**Challenge**
From the entries that follow, gather each line holding the word "społeczeństwa".

**Material supplied**
========================================================================

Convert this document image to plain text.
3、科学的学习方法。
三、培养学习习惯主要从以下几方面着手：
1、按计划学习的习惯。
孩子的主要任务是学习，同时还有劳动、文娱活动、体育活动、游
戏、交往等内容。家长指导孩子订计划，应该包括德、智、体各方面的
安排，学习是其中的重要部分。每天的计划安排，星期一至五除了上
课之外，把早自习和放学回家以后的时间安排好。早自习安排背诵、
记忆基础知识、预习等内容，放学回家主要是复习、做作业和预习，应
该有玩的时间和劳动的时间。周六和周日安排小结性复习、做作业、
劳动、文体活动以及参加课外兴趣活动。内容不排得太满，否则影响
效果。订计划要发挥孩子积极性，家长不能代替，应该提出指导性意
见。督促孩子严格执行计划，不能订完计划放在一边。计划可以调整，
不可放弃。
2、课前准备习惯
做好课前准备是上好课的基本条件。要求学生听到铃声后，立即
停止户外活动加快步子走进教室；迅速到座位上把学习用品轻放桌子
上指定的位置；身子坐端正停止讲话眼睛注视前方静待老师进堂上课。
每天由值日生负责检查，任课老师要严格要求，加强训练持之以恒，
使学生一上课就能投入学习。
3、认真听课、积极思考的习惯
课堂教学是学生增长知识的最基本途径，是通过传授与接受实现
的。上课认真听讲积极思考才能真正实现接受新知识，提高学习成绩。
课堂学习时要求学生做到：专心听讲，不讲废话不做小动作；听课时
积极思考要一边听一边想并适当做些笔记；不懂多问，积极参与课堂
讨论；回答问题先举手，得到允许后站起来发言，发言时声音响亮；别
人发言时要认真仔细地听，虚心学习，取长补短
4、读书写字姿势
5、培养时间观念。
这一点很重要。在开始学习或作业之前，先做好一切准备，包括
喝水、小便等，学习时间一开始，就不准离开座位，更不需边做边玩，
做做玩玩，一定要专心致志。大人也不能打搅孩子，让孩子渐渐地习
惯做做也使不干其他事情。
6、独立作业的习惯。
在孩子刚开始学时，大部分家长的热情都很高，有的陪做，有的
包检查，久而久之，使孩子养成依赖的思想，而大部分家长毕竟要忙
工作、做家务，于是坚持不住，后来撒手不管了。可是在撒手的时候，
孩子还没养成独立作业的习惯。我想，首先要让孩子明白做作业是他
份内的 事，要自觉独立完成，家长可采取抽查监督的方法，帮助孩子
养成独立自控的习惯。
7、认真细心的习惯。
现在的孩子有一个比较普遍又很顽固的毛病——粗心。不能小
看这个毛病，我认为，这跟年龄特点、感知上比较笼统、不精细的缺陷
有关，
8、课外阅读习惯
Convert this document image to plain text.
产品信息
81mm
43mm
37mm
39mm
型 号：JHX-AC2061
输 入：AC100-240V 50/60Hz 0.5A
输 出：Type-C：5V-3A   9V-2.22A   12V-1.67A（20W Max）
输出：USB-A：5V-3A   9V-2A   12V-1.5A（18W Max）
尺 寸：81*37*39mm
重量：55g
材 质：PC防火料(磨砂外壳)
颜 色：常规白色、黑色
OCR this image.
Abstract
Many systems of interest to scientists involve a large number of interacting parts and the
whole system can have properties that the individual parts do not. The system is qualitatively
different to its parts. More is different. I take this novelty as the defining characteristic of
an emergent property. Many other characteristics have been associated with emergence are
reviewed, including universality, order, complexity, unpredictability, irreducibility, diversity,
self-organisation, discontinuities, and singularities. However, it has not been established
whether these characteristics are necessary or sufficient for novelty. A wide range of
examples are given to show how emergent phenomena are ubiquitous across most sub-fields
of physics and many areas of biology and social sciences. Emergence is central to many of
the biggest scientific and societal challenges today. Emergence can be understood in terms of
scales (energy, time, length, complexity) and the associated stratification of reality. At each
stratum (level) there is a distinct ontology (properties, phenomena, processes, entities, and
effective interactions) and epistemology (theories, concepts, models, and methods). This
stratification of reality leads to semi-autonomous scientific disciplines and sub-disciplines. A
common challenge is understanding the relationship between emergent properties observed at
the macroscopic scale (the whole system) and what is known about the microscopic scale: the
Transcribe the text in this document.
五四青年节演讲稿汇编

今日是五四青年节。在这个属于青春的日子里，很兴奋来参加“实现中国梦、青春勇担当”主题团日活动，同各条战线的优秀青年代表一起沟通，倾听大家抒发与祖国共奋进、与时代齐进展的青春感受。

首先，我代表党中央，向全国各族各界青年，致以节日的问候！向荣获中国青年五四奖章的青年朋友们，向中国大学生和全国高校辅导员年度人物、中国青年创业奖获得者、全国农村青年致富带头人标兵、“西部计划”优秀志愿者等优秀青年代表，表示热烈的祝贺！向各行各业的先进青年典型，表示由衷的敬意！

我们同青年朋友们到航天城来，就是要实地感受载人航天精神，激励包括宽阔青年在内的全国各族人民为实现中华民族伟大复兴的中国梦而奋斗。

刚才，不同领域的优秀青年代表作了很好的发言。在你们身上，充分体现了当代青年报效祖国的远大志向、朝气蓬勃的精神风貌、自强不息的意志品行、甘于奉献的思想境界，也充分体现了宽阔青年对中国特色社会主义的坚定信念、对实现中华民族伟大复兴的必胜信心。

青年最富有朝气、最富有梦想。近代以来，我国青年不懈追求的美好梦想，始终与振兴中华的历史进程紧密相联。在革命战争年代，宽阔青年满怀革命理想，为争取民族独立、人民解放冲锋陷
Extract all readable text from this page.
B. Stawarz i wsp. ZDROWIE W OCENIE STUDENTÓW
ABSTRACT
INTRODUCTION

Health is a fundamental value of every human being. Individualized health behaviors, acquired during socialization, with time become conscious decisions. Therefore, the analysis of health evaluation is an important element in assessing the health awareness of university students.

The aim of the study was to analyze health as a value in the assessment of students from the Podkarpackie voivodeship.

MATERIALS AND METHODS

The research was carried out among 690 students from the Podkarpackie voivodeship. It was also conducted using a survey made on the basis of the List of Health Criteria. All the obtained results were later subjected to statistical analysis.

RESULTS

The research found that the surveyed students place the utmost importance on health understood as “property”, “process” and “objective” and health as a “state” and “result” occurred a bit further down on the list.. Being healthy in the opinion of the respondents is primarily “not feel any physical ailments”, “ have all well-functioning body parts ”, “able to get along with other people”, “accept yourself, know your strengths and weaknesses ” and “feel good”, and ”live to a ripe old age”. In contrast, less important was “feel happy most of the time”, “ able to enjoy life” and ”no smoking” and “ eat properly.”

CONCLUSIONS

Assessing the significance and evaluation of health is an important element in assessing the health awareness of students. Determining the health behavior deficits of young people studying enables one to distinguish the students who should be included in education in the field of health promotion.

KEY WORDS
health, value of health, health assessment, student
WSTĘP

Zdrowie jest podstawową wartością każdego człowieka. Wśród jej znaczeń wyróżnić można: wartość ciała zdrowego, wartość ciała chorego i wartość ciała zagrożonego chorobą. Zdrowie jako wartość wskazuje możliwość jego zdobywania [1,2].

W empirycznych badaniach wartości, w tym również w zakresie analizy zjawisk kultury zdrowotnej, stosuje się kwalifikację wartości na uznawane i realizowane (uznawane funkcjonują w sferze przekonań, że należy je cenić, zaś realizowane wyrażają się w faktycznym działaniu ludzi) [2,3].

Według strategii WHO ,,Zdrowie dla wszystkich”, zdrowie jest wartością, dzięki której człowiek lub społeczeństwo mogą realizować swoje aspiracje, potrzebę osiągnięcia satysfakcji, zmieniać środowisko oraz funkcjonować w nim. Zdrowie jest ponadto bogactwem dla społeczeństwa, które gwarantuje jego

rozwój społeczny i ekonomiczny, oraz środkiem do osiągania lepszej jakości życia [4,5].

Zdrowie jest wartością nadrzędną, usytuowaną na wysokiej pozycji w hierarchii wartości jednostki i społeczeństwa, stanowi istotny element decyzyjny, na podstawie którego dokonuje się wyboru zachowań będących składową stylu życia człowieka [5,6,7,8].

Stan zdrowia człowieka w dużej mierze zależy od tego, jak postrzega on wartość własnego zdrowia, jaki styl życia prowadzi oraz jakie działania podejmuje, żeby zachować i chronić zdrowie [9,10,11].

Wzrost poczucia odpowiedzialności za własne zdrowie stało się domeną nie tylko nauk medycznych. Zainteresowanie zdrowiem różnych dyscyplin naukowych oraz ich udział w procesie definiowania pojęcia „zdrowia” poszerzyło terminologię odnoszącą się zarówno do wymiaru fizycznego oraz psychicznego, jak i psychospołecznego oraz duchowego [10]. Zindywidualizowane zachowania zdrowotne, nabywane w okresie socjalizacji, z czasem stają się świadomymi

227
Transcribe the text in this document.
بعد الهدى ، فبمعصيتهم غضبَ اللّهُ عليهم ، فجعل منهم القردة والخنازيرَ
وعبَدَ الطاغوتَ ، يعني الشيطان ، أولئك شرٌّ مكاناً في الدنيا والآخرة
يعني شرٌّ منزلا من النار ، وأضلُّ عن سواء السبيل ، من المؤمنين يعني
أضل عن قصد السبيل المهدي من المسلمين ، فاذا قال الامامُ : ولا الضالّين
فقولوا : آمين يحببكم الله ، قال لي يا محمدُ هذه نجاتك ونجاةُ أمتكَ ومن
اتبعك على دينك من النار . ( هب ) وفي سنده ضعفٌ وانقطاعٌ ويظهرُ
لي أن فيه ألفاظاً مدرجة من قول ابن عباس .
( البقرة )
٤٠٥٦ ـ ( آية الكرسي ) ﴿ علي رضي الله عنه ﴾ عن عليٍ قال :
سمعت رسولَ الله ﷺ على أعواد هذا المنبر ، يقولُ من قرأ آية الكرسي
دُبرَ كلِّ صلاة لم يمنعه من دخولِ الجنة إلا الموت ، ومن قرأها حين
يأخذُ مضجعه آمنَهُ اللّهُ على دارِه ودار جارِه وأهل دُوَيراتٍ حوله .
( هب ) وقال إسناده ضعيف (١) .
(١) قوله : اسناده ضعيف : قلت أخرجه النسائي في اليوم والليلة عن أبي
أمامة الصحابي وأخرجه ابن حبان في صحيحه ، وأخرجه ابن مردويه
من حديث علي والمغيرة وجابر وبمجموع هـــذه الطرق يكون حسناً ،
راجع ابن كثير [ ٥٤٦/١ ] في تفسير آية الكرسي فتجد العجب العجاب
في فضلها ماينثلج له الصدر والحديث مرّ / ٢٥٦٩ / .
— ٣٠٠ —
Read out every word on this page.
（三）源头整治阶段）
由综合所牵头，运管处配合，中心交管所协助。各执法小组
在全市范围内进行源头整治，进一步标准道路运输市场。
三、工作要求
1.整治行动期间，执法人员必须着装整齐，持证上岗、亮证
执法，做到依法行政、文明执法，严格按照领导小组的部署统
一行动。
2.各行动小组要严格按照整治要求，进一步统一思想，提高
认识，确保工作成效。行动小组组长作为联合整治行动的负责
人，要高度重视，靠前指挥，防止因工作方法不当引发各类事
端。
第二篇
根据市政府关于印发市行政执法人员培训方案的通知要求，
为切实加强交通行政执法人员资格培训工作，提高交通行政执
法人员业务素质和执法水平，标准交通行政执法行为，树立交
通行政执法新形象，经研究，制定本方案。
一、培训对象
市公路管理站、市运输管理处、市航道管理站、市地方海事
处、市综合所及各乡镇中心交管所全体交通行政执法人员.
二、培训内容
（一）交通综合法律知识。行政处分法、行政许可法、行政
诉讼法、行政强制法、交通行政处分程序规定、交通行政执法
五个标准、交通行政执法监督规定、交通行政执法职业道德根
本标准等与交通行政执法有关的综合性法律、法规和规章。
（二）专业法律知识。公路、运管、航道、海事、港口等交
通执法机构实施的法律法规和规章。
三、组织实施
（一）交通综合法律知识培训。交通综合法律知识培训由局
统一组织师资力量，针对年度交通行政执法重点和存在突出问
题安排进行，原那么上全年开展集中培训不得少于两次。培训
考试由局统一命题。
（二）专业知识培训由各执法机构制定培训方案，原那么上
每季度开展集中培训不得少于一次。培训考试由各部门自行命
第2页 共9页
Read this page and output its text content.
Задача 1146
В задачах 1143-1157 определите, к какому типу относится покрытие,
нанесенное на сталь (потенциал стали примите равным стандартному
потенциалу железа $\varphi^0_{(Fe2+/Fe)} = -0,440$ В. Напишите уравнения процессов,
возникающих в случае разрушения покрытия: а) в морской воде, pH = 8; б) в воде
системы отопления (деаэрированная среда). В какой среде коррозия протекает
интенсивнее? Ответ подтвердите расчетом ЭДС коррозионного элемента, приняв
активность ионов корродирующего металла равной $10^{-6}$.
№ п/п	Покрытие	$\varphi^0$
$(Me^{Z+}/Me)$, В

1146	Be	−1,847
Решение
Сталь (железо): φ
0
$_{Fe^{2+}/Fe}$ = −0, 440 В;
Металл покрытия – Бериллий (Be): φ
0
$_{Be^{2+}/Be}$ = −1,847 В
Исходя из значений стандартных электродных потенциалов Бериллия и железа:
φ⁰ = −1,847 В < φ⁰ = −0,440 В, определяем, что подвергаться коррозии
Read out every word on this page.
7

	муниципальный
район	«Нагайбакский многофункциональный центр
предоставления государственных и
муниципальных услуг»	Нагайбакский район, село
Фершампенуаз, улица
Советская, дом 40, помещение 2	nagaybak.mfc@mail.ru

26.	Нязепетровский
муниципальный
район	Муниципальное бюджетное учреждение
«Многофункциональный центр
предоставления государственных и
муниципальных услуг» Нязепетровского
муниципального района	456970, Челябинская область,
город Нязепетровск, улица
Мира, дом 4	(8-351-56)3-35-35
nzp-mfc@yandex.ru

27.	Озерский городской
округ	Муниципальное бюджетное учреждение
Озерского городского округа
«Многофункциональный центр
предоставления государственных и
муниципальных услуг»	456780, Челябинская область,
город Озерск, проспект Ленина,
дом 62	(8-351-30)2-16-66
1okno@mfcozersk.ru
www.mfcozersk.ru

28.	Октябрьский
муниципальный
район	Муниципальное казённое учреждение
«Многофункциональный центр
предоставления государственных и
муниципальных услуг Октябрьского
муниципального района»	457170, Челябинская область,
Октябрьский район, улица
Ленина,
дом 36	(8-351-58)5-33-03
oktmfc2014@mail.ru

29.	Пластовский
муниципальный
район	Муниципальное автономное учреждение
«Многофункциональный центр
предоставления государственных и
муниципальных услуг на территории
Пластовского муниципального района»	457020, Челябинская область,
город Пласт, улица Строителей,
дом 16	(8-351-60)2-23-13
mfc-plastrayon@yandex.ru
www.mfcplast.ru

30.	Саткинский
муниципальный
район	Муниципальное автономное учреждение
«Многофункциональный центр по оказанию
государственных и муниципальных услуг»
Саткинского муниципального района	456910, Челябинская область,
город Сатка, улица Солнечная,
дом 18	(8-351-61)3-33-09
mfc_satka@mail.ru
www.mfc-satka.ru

========================================================================

**Exercise output**
Według strategii WHO ,,Zdrowie dla wszystkich”, zdrowie jest wartością, dzięki której człowiek lub społeczeństwo mogą realizować swoje aspiracje, potrzebę osiągnięcia satysfakcji, zmieniać środowisko oraz funkcjonować w nim. Zdrowie jest ponadto bogactwem dla społeczeństwa, które gwarantuje jego
Zdrowie jest wartością nadrzędną, usytuowaną na wysokiej pozycji w hierarchii wartości jednostki i społeczeństwa, stanowi istotny element decyzyjny, na podstawie którego dokonuje się wyboru zachowań będących składową stylu życia człowieka [5,6,7,8].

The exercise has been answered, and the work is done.